■ Records provided
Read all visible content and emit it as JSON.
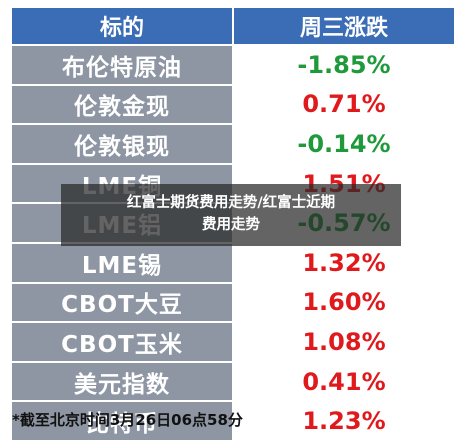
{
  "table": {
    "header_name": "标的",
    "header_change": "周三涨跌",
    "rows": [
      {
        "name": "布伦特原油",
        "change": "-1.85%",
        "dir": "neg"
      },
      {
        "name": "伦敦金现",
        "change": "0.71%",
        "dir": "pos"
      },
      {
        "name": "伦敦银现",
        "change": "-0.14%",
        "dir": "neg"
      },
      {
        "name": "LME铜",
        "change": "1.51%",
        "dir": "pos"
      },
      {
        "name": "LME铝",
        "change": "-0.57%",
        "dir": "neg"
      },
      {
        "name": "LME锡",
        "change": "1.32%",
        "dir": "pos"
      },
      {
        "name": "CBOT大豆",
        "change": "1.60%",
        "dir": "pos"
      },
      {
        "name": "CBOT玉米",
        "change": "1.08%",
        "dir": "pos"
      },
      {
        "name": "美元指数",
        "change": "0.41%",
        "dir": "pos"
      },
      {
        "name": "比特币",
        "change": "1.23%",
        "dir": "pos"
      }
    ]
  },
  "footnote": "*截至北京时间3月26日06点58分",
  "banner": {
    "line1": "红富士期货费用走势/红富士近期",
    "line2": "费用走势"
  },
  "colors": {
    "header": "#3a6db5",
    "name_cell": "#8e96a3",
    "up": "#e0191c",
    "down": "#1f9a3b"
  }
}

■ Work to complete
Quote the entries in full. Any image among them is to be omitted from the copy.

■ Solution for this exercise
Read all visible content and emit it as JSON.
{
  "table": {
    "header_name": "标的",
    "header_change": "周三涨跌",
    "rows": [
      {
        "name": "布伦特原油",
        "change": "-1.85%",
        "dir": "neg"
      },
      {
        "name": "伦敦金现",
        "change": "0.71%",
        "dir": "pos"
      },
      {
        "name": "伦敦银现",
        "change": "-0.14%",
        "dir": "neg"
      },
      {
        "name": "LME铜",
        "change": "1.51%",
        "dir": "pos"
      },
      {
        "name": "LME铝",
        "change": "-0.57%",
        "dir": "neg"
      },
      {
        "name": "LME锡",
        "change": "1.32%",
        "dir": "pos"
      },
      {
        "name": "CBOT大豆",
        "change": "1.60%",
        "dir": "pos"
      },
      {
        "name": "CBOT玉米",
        "change": "1.08%",
        "dir": "pos"
      },
      {
        "name": "美元指数",
        "change": "0.41%",
        "dir": "pos"
      },
      {
        "name": "比特币",
        "change": "1.23%",
        "dir": "pos"
      }
    ]
  },
  "footnote": "*截至北京时间3月26日06点58分",
  "banner": {
    "line1": "红富士期货费用走势/红富士近期",
    "line2": "费用走势"
  },
  "colors": {
    "header": "#3a6db5",
    "name_cell": "#8e96a3",
    "up": "#e0191c",
    "down": "#1f9a3b"
  }
}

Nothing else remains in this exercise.